Dataset excerpt
● ● ●

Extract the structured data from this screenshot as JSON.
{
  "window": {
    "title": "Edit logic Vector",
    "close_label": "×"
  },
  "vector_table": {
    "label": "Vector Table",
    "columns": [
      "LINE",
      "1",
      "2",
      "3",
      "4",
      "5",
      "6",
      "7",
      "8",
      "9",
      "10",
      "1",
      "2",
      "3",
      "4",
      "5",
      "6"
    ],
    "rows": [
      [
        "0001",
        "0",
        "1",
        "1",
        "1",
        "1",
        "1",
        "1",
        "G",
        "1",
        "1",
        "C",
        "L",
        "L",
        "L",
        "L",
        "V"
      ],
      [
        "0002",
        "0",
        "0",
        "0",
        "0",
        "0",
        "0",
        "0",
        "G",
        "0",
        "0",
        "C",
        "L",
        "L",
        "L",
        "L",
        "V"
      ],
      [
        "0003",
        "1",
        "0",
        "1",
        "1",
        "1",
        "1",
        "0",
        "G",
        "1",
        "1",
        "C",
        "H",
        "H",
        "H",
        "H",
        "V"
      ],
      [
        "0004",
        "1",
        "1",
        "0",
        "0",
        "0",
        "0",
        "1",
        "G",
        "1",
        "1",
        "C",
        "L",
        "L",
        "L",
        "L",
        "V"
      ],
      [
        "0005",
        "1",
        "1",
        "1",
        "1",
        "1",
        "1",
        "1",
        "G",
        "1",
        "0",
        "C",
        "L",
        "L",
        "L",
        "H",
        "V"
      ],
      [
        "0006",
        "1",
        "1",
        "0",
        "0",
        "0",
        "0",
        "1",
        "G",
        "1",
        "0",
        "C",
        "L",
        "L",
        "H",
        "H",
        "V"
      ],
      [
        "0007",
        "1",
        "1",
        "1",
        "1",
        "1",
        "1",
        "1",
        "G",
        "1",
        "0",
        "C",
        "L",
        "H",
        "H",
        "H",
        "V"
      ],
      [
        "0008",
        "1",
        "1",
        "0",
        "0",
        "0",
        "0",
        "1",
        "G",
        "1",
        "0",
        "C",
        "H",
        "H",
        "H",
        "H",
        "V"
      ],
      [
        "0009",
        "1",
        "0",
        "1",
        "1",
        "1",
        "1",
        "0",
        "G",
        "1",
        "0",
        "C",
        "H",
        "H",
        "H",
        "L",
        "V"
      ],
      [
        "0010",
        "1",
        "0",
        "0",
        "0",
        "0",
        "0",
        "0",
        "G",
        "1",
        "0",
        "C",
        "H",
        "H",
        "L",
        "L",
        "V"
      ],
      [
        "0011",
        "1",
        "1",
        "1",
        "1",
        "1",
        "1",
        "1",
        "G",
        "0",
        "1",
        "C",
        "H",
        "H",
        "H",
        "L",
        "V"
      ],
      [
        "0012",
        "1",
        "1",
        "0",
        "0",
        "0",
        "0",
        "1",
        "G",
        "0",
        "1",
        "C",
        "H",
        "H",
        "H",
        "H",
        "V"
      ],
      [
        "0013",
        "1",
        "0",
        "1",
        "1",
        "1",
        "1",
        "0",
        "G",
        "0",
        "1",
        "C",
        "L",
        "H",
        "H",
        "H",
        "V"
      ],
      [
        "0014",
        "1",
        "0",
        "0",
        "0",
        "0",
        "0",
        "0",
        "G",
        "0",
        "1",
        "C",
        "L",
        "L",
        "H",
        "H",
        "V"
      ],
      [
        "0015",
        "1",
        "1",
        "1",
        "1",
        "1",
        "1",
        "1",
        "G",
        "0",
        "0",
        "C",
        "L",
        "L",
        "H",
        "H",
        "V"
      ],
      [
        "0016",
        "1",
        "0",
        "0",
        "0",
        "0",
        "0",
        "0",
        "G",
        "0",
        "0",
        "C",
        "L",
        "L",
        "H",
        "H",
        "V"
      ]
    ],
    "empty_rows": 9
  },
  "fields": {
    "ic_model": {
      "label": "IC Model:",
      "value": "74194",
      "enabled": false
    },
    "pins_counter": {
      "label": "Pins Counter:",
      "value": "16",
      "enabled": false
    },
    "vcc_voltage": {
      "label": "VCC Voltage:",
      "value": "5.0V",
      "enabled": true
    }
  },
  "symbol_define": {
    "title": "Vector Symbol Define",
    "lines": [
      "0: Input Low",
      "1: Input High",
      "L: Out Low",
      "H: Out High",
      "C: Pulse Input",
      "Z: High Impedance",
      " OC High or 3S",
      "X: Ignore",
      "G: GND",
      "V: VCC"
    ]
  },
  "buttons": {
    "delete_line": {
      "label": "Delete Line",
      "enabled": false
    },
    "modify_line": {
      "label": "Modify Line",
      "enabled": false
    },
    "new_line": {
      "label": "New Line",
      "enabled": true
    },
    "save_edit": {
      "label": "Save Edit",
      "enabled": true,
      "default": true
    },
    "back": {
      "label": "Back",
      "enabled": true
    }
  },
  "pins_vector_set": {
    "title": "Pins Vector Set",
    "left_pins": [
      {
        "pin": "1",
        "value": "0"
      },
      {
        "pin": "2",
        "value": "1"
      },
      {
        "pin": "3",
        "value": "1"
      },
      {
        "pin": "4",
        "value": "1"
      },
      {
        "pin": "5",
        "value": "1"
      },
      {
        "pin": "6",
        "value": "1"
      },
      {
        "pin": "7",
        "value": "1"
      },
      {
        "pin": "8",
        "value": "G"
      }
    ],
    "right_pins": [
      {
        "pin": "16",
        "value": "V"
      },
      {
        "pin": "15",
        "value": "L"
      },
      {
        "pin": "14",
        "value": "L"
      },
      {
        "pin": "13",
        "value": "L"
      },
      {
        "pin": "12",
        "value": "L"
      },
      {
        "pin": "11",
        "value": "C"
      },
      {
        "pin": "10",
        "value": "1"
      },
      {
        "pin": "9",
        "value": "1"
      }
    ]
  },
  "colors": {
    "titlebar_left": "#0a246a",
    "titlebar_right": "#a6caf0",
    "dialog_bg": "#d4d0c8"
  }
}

● ● ●

● **GOAL**:
Produce an exact copy of the whole listing.

● **SOLVED EXERCISE**:
Extract the structured data from this screenshot as JSON.
{
  "window": {
    "title": "Edit logic Vector",
    "close_label": "×"
  },
  "vector_table": {
    "label": "Vector Table",
    "columns": [
      "LINE",
      "1",
      "2",
      "3",
      "4",
      "5",
      "6",
      "7",
      "8",
      "9",
      "10",
      "1",
      "2",
      "3",
      "4",
      "5",
      "6"
    ],
    "rows": [
      [
        "0001",
        "0",
        "1",
        "1",
        "1",
        "1",
        "1",
        "1",
        "G",
        "1",
        "1",
        "C",
        "L",
        "L",
        "L",
        "L",
        "V"
      ],
      [
        "0002",
        "0",
        "0",
        "0",
        "0",
        "0",
        "0",
        "0",
        "G",
        "0",
        "0",
        "C",
        "L",
        "L",
        "L",
        "L",
        "V"
      ],
      [
        "0003",
        "1",
        "0",
        "1",
        "1",
        "1",
        "1",
        "0",
        "G",
        "1",
        "1",
        "C",
        "H",
        "H",
        "H",
        "H",
        "V"
      ],
      [
        "0004",
        "1",
        "1",
        "0",
        "0",
        "0",
        "0",
        "1",
        "G",
        "1",
        "1",
        "C",
        "L",
        "L",
        "L",
        "L",
        "V"
      ],
      [
        "0005",
        "1",
        "1",
        "1",
        "1",
        "1",
        "1",
        "1",
        "G",
        "1",
        "0",
        "C",
        "L",
        "L",
        "L",
        "H",
        "V"
      ],
      [
        "0006",
        "1",
        "1",
        "0",
        "0",
        "0",
        "0",
        "1",
        "G",
        "1",
        "0",
        "C",
        "L",
        "L",
        "H",
        "H",
        "V"
      ],
      [
        "0007",
        "1",
        "1",
        "1",
        "1",
        "1",
        "1",
        "1",
        "G",
        "1",
        "0",
        "C",
        "L",
        "H",
        "H",
        "H",
        "V"
      ],
      [
        "0008",
        "1",
        "1",
        "0",
        "0",
        "0",
        "0",
        "1",
        "G",
        "1",
        "0",
        "C",
        "H",
        "H",
        "H",
        "H",
        "V"
      ],
      [
        "0009",
        "1",
        "0",
        "1",
        "1",
        "1",
        "1",
        "0",
        "G",
        "1",
        "0",
        "C",
        "H",
        "H",
        "H",
        "L",
        "V"
      ],
      [
        "0010",
        "1",
        "0",
        "0",
        "0",
        "0",
        "0",
        "0",
        "G",
        "1",
        "0",
        "C",
        "H",
        "H",
        "L",
        "L",
        "V"
      ],
      [
        "0011",
        "1",
        "1",
        "1",
        "1",
        "1",
        "1",
        "1",
        "G",
        "0",
        "1",
        "C",
        "H",
        "H",
        "H",
        "L",
        "V"
      ],
      [
        "0012",
        "1",
        "1",
        "0",
        "0",
        "0",
        "0",
        "1",
        "G",
        "0",
        "1",
        "C",
        "H",
        "H",
        "H",
        "H",
        "V"
      ],
      [
        "0013",
        "1",
        "0",
        "1",
        "1",
        "1",
        "1",
        "0",
        "G",
        "0",
        "1",
        "C",
        "L",
        "H",
        "H",
        "H",
        "V"
      ],
      [
        "0014",
        "1",
        "0",
        "0",
        "0",
        "0",
        "0",
        "0",
        "G",
        "0",
        "1",
        "C",
        "L",
        "L",
        "H",
        "H",
        "V"
      ],
      [
        "0015",
        "1",
        "1",
        "1",
        "1",
        "1",
        "1",
        "1",
        "G",
        "0",
        "0",
        "C",
        "L",
        "L",
        "H",
        "H",
        "V"
      ],
      [
        "0016",
        "1",
        "0",
        "0",
        "0",
        "0",
        "0",
        "0",
        "G",
        "0",
        "0",
        "C",
        "L",
        "L",
        "H",
        "H",
        "V"
      ]
    ],
    "empty_rows": 9
  },
  "fields": {
    "ic_model": {
      "label": "IC Model:",
      "value": "74194",
      "enabled": false
    },
    "pins_counter": {
      "label": "Pins Counter:",
      "value": "16",
      "enabled": false
    },
    "vcc_voltage": {
      "label": "VCC Voltage:",
      "value": "5.0V",
      "enabled": true
    }
  },
  "symbol_define": {
    "title": "Vector Symbol Define",
    "lines": [
      "0: Input Low",
      "1: Input High",
      "L: Out Low",
      "H: Out High",
      "C: Pulse Input",
      "Z: High Impedance",
      " OC High or 3S",
      "X: Ignore",
      "G: GND",
      "V: VCC"
    ]
  },
  "buttons": {
    "delete_line": {
      "label": "Delete Line",
      "enabled": false
    },
    "modify_line": {
      "label": "Modify Line",
      "enabled": false
    },
    "new_line": {
      "label": "New Line",
      "enabled": true
    },
    "save_edit": {
      "label": "Save Edit",
      "enabled": true,
      "default": true
    },
    "back": {
      "label": "Back",
      "enabled": true
    }
  },
  "pins_vector_set": {
    "title": "Pins Vector Set",
    "left_pins": [
      {
        "pin": "1",
        "value": "0"
      },
      {
        "pin": "2",
        "value": "1"
      },
      {
        "pin": "3",
        "value": "1"
      },
      {
        "pin": "4",
        "value": "1"
      },
      {
        "pin": "5",
        "value": "1"
      },
      {
        "pin": "6",
        "value": "1"
      },
      {
        "pin": "7",
        "value": "1"
      },
      {
        "pin": "8",
        "value": "G"
      }
    ],
    "right_pins": [
      {
        "pin": "16",
        "value": "V"
      },
      {
        "pin": "15",
        "value": "L"
      },
      {
        "pin": "14",
        "value": "L"
      },
      {
        "pin": "13",
        "value": "L"
      },
      {
        "pin": "12",
        "value": "L"
      },
      {
        "pin": "11",
        "value": "C"
      },
      {
        "pin": "10",
        "value": "1"
      },
      {
        "pin": "9",
        "value": "1"
      }
    ]
  },
  "colors": {
    "titlebar_left": "#0a246a",
    "titlebar_right": "#a6caf0",
    "dialog_bg": "#d4d0c8"
  }
}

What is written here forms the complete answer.